> Exercise objective
Filter the lines below, copying only those with the string "Supports".
↓
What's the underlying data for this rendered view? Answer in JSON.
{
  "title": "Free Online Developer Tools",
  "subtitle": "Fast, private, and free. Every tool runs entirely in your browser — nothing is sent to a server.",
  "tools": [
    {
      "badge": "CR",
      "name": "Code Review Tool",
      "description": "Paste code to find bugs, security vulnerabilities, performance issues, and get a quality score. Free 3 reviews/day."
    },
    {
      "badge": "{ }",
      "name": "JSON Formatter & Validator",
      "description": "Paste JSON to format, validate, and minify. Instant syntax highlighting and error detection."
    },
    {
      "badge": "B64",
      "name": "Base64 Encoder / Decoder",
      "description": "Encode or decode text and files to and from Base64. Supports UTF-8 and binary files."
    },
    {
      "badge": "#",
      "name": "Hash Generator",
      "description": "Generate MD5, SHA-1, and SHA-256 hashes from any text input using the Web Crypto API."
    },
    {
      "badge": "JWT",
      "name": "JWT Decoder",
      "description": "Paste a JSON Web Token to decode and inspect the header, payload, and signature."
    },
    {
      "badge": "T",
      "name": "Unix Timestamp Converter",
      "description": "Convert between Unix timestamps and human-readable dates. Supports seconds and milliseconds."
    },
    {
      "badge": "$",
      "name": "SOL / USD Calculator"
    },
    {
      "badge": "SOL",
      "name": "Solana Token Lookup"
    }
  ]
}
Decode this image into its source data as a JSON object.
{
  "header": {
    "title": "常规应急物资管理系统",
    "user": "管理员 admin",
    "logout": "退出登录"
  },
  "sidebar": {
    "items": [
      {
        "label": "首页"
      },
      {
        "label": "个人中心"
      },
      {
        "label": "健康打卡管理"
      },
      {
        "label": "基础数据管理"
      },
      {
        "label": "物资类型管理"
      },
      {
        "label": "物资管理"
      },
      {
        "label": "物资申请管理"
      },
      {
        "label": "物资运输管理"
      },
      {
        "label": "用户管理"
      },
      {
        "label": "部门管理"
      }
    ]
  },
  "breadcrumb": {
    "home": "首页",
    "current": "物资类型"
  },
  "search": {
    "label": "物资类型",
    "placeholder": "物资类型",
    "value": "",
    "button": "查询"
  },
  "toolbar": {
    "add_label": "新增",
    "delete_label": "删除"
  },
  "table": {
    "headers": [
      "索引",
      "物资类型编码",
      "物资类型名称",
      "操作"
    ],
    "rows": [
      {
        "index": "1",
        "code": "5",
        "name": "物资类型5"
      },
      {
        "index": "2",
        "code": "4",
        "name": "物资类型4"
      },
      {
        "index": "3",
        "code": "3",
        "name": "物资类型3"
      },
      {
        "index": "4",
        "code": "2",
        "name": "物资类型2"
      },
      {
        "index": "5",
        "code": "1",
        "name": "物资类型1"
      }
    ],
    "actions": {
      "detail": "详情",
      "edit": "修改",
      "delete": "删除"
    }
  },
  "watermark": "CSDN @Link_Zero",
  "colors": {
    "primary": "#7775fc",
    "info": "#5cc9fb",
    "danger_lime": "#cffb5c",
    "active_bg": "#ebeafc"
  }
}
↑
> Final answer
      "description": "Encode or decode text and files to and from Base64. Supports UTF-8 and binary files."
      "description": "Convert between Unix timestamps and human-readable dates. Supports seconds and milliseconds."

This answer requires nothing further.